═══ ITEMS ═══

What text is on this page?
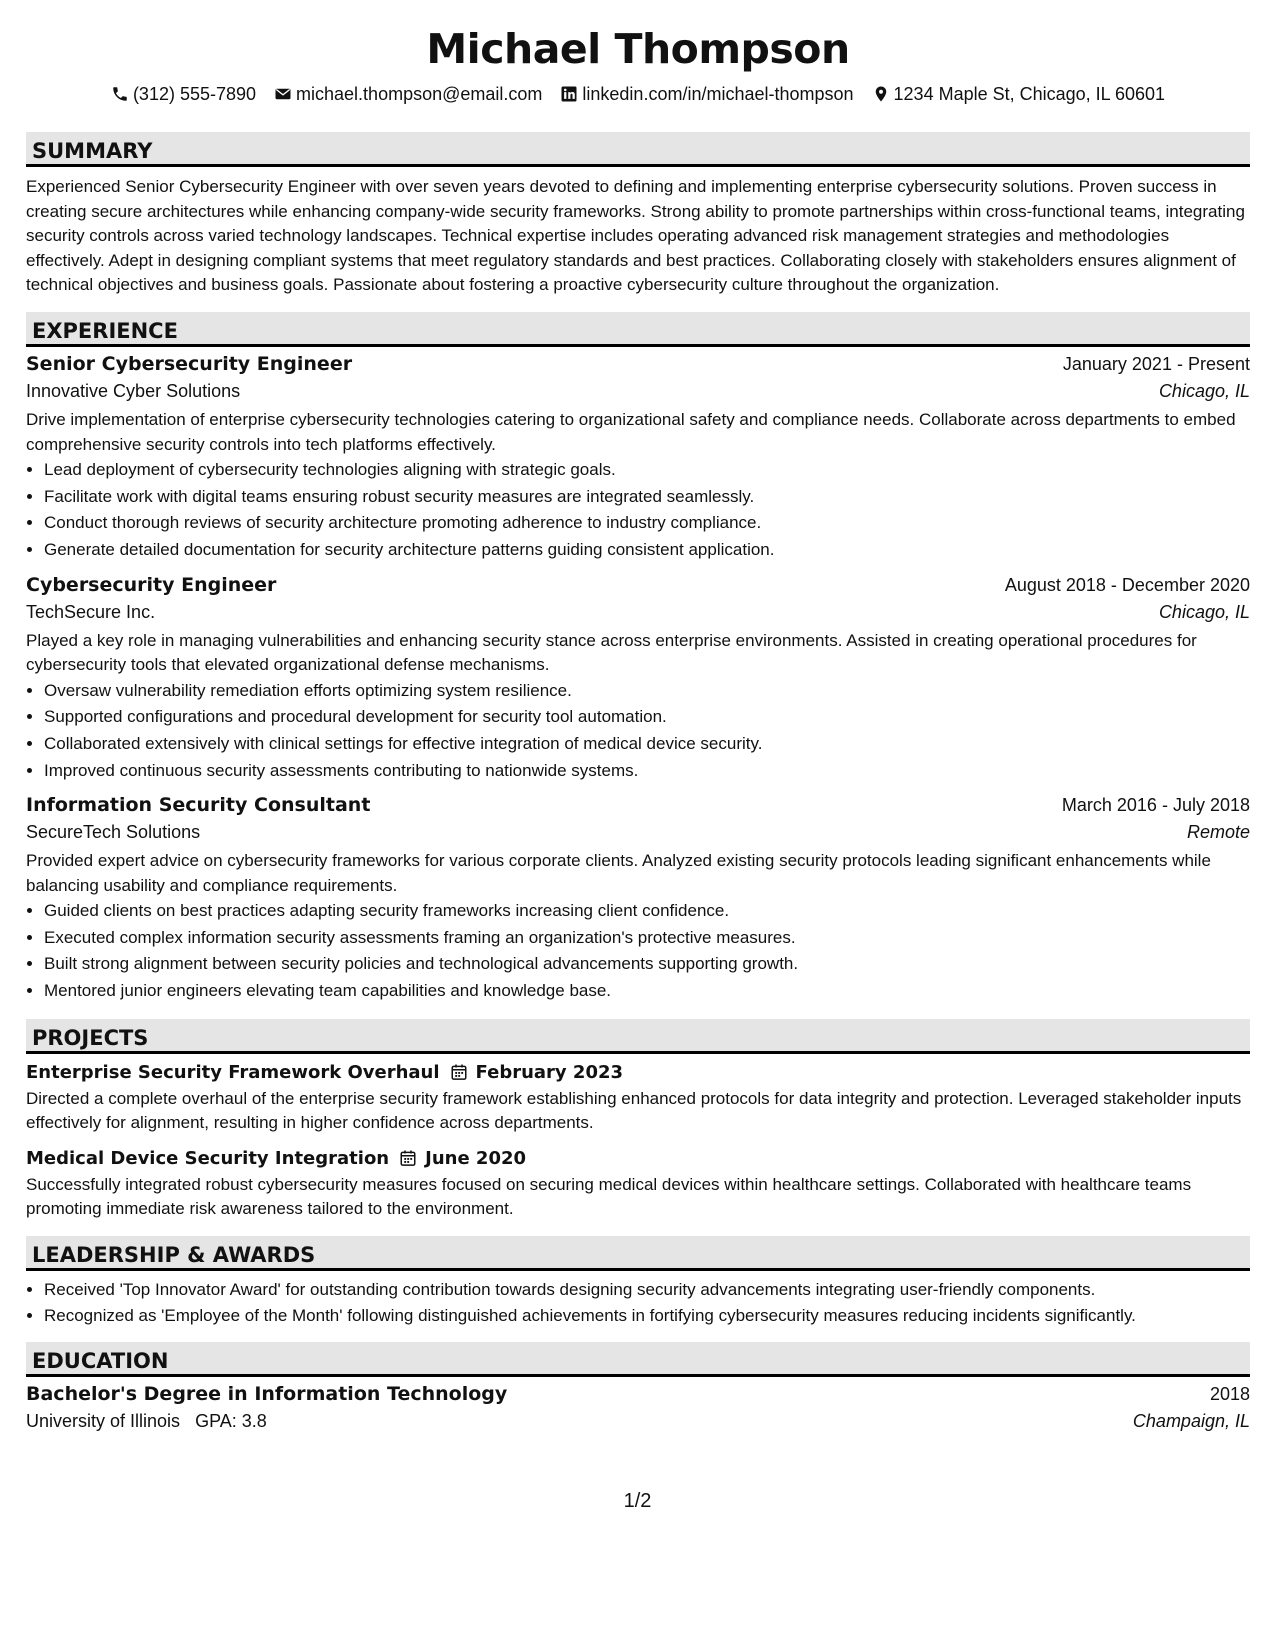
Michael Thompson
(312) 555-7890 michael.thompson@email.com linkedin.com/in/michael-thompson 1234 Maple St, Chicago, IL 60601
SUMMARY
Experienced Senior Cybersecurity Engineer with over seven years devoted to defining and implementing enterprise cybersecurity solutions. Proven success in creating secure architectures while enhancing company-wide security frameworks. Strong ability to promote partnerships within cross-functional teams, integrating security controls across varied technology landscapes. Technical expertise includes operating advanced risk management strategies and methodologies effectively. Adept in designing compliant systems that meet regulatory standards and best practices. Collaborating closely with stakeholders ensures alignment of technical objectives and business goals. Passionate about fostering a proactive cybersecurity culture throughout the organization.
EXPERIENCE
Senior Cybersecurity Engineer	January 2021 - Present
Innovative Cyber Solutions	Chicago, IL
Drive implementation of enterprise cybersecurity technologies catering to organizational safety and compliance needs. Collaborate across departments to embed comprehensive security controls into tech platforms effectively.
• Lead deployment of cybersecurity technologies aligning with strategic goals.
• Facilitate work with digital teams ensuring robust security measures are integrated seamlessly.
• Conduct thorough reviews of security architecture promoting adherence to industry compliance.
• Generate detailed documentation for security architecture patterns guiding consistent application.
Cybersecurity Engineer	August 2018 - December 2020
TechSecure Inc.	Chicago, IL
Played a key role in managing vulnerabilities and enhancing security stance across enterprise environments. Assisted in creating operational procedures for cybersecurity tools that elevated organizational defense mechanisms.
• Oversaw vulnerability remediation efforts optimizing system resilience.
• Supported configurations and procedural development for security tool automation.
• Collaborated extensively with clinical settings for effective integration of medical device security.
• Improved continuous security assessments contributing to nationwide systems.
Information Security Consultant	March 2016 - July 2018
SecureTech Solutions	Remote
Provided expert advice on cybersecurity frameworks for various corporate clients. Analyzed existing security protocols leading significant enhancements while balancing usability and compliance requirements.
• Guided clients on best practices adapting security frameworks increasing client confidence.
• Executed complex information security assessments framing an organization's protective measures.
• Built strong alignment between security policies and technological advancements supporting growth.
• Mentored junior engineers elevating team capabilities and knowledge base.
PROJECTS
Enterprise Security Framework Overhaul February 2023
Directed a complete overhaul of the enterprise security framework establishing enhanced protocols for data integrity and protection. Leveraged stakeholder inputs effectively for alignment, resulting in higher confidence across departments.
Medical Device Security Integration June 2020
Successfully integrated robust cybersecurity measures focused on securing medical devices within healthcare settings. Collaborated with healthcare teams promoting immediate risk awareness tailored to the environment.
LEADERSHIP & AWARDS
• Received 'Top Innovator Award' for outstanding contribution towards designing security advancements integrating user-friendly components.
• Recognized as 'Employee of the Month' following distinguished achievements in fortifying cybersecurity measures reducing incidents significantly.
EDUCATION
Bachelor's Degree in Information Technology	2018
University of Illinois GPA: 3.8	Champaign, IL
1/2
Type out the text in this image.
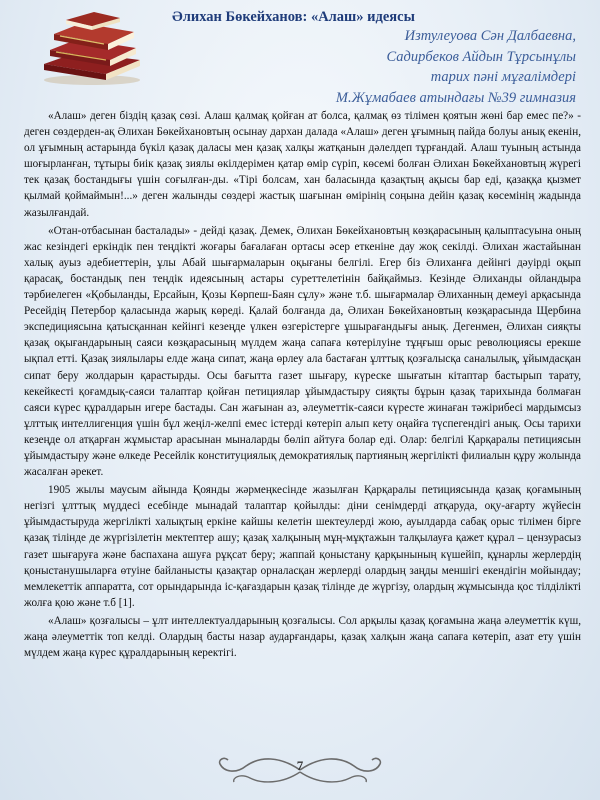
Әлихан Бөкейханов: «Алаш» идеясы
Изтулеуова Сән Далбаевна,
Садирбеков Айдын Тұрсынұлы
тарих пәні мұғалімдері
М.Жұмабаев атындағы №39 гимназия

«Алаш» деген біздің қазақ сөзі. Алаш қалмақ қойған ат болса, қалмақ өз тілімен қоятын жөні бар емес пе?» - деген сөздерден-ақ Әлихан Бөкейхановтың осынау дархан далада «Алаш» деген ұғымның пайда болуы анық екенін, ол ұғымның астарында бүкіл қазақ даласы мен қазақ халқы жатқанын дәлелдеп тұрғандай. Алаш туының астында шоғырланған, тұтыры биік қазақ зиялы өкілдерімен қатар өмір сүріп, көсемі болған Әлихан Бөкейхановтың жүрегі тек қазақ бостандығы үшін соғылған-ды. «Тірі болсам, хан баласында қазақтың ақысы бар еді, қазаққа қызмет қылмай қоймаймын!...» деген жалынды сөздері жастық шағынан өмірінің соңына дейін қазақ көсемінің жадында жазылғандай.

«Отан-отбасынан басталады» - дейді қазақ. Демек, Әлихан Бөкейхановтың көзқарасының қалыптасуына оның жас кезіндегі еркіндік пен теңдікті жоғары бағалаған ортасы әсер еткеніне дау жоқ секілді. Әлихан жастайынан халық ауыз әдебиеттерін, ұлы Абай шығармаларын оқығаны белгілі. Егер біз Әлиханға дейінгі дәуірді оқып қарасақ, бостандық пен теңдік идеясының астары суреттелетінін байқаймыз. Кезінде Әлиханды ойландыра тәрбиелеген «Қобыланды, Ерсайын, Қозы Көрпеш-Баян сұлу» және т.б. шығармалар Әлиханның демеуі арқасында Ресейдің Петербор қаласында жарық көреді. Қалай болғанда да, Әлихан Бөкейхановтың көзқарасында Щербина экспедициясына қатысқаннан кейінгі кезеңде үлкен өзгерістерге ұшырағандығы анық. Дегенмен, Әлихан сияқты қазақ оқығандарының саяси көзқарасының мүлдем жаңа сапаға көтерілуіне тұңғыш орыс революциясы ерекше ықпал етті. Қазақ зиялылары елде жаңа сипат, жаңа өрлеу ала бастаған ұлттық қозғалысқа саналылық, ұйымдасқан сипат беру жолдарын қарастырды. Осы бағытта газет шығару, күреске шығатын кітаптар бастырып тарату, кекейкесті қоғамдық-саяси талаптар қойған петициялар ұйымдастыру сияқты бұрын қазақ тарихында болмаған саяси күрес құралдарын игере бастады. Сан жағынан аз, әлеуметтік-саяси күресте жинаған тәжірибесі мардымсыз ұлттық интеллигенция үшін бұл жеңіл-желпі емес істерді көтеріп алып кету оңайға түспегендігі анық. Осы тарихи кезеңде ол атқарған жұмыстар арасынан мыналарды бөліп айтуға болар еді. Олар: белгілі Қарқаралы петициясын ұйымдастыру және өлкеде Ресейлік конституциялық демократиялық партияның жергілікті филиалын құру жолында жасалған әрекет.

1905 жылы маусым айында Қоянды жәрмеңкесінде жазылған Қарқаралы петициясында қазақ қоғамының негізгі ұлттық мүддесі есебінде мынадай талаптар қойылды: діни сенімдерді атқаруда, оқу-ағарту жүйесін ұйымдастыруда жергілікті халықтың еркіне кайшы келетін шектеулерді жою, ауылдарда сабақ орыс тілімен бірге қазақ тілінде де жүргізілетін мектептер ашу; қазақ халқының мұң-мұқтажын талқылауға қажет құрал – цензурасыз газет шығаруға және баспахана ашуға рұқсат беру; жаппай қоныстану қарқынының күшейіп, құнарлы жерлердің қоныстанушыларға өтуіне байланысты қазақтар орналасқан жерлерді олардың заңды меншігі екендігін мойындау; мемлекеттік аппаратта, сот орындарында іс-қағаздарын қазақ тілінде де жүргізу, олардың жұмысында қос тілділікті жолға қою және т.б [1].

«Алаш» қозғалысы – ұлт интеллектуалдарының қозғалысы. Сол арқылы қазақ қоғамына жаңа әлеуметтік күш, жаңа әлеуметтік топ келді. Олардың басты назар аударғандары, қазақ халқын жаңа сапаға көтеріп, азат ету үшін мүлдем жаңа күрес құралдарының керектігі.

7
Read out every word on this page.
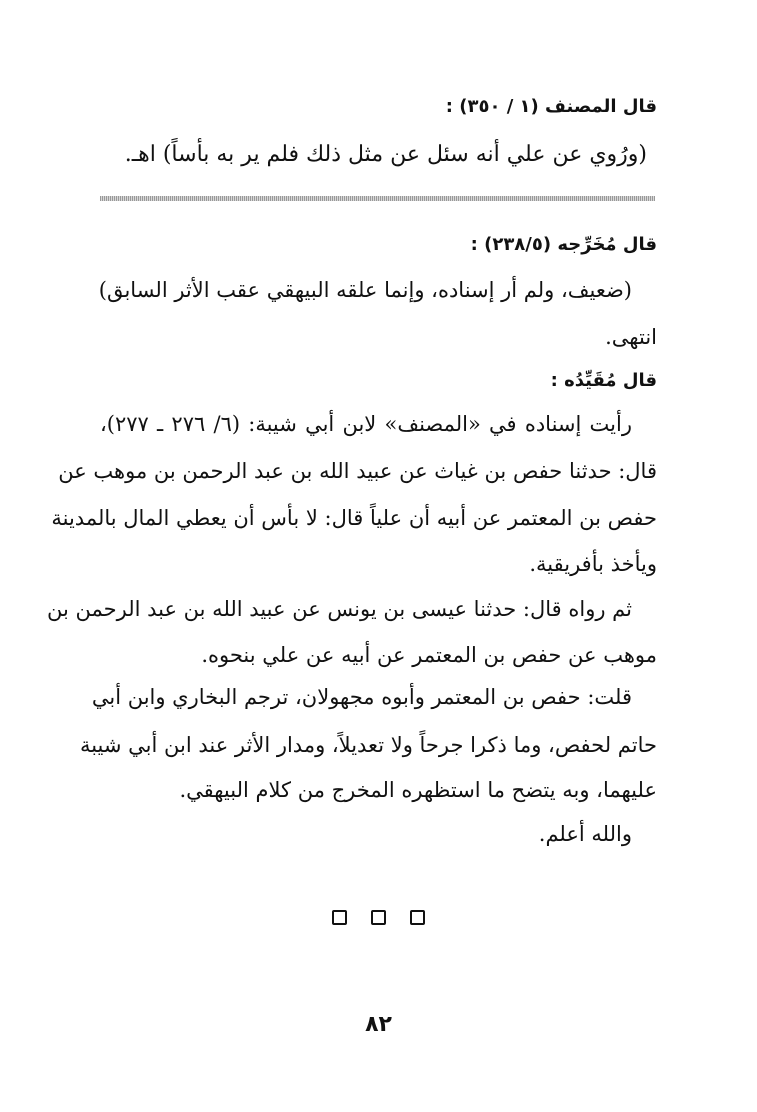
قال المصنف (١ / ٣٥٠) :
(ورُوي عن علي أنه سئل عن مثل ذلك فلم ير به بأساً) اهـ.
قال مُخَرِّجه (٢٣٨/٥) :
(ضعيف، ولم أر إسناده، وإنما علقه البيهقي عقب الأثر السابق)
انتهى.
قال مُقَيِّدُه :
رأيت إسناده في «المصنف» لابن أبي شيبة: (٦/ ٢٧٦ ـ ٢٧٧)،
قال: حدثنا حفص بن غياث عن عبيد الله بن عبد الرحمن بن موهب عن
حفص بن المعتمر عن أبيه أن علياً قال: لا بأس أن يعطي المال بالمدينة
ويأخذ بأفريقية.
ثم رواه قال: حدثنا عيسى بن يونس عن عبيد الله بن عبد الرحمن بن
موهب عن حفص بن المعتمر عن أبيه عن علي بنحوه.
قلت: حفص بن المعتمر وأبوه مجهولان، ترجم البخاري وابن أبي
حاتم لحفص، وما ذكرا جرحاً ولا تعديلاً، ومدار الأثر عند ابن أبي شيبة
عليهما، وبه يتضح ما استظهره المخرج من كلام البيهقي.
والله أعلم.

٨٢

═══

PROBLEM TO SOLVE:
How many lines in the listing above contain "technologies"? Answer with the number alone.

OUTPUT FOR THIS TASK:
2